Stored entries

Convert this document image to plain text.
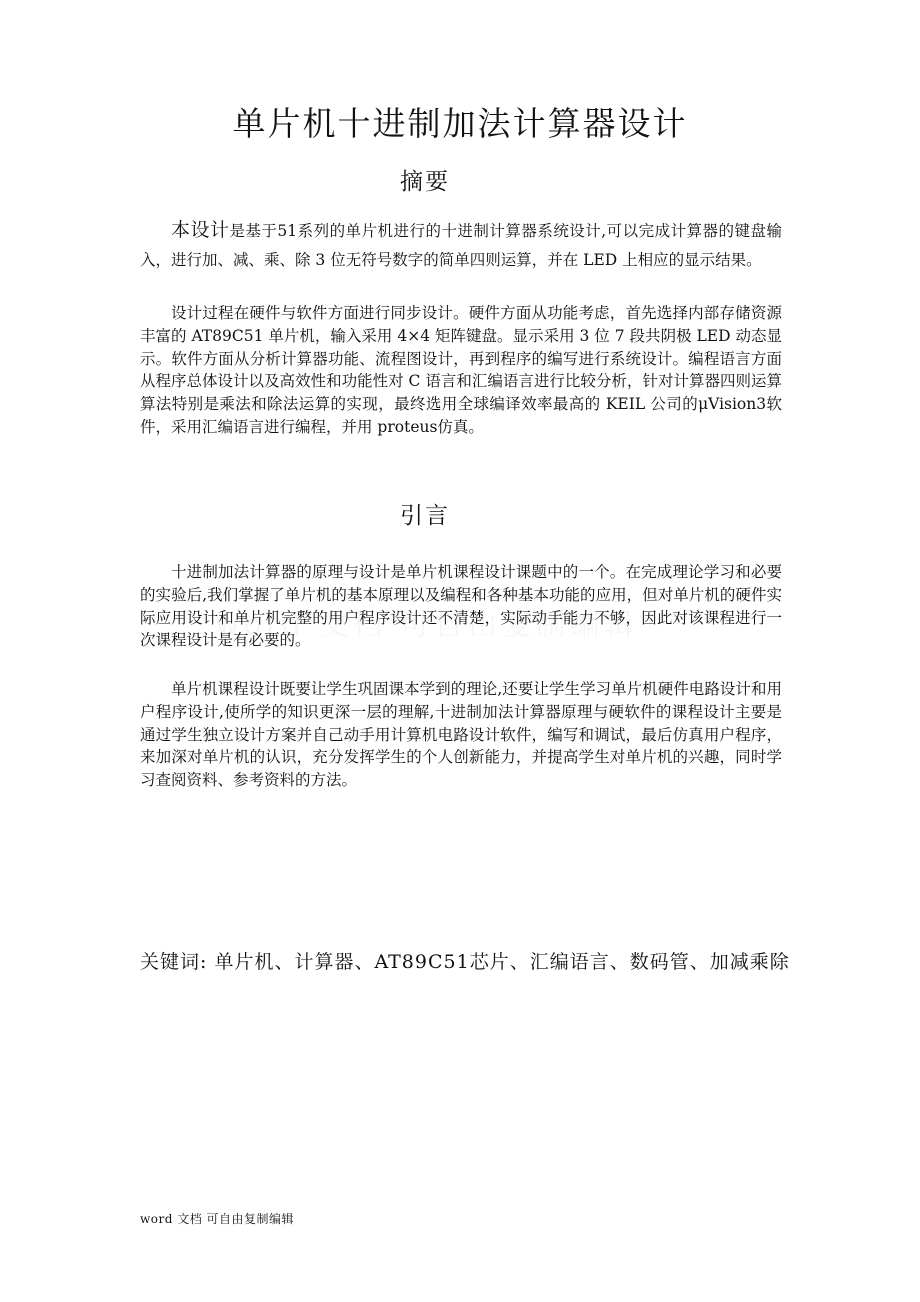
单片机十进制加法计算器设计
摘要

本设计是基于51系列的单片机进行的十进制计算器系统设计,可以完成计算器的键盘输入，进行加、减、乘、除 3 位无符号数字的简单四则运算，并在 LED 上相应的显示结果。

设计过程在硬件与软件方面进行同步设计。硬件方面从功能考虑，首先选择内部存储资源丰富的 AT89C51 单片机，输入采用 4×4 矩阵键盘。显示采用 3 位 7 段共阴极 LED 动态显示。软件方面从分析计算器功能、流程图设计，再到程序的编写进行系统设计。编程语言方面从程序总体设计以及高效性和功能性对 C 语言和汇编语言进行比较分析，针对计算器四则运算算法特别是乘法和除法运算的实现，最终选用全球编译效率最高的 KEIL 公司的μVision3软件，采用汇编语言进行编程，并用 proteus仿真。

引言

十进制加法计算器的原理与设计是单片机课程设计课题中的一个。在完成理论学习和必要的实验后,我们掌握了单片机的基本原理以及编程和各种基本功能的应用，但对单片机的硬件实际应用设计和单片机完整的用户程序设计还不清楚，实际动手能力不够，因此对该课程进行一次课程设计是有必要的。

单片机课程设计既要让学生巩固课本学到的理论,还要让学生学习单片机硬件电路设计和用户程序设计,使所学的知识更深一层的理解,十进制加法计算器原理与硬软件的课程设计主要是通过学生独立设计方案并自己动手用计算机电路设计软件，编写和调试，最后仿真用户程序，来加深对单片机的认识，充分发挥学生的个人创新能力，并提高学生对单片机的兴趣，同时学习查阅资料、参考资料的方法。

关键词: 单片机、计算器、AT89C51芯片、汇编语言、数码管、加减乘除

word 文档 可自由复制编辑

- _Description of the task_
Each line of the material must be retyped exactly, except that images are omitted.

- _Answer for this exercise_
Convert this document image to plain text.
单片机十进制加法计算器设计
摘要

本设计是基于51系列的单片机进行的十进制计算器系统设计,可以完成计算器的键盘输入，进行加、减、乘、除 3 位无符号数字的简单四则运算，并在 LED 上相应的显示结果。

设计过程在硬件与软件方面进行同步设计。硬件方面从功能考虑，首先选择内部存储资源丰富的 AT89C51 单片机，输入采用 4×4 矩阵键盘。显示采用 3 位 7 段共阴极 LED 动态显示。软件方面从分析计算器功能、流程图设计，再到程序的编写进行系统设计。编程语言方面从程序总体设计以及高效性和功能性对 C 语言和汇编语言进行比较分析，针对计算器四则运算算法特别是乘法和除法运算的实现，最终选用全球编译效率最高的 KEIL 公司的μVision3软件，采用汇编语言进行编程，并用 proteus仿真。

引言

十进制加法计算器的原理与设计是单片机课程设计课题中的一个。在完成理论学习和必要的实验后,我们掌握了单片机的基本原理以及编程和各种基本功能的应用，但对单片机的硬件实际应用设计和单片机完整的用户程序设计还不清楚，实际动手能力不够，因此对该课程进行一次课程设计是有必要的。

单片机课程设计既要让学生巩固课本学到的理论,还要让学生学习单片机硬件电路设计和用户程序设计,使所学的知识更深一层的理解,十进制加法计算器原理与硬软件的课程设计主要是通过学生独立设计方案并自己动手用计算机电路设计软件，编写和调试，最后仿真用户程序，来加深对单片机的认识，充分发挥学生的个人创新能力，并提高学生对单片机的兴趣，同时学习查阅资料、参考资料的方法。

关键词: 单片机、计算器、AT89C51芯片、汇编语言、数码管、加减乘除

word 文档 可自由复制编辑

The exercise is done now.